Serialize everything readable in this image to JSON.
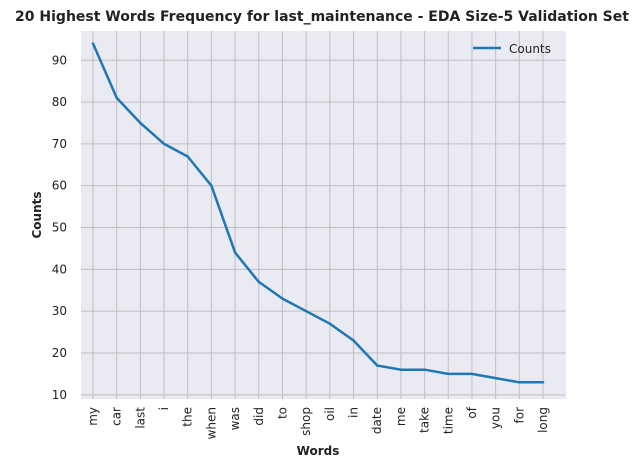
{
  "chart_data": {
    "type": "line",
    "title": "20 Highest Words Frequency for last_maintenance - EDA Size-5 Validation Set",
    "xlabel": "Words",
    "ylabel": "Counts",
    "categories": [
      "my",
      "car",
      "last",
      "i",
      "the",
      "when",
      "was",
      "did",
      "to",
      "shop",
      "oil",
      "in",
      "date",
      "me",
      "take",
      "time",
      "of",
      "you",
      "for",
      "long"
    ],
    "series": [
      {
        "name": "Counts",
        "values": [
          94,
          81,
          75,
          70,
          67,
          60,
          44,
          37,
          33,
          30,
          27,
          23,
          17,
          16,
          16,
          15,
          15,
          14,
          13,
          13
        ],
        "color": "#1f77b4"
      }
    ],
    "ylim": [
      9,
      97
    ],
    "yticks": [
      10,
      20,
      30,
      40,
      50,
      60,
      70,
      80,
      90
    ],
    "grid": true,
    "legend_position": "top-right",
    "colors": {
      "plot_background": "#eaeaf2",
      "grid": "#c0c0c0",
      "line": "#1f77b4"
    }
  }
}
+---+
## [TASK REQUIREMENTS]
Are you able to set down all the lines above exactly, without any pictures?

## [RESULT FOR THIS TASK]
Serialize everything readable in this image to JSON.
{
  "chart_data": {
    "type": "line",
    "title": "20 Highest Words Frequency for last_maintenance - EDA Size-5 Validation Set",
    "xlabel": "Words",
    "ylabel": "Counts",
    "categories": [
      "my",
      "car",
      "last",
      "i",
      "the",
      "when",
      "was",
      "did",
      "to",
      "shop",
      "oil",
      "in",
      "date",
      "me",
      "take",
      "time",
      "of",
      "you",
      "for",
      "long"
    ],
    "series": [
      {
        "name": "Counts",
        "values": [
          94,
          81,
          75,
          70,
          67,
          60,
          44,
          37,
          33,
          30,
          27,
          23,
          17,
          16,
          16,
          15,
          15,
          14,
          13,
          13
        ],
        "color": "#1f77b4"
      }
    ],
    "ylim": [
      9,
      97
    ],
    "yticks": [
      10,
      20,
      30,
      40,
      50,
      60,
      70,
      80,
      90
    ],
    "grid": true,
    "legend_position": "top-right",
    "colors": {
      "plot_background": "#eaeaf2",
      "grid": "#c0c0c0",
      "line": "#1f77b4"
    }
  }
}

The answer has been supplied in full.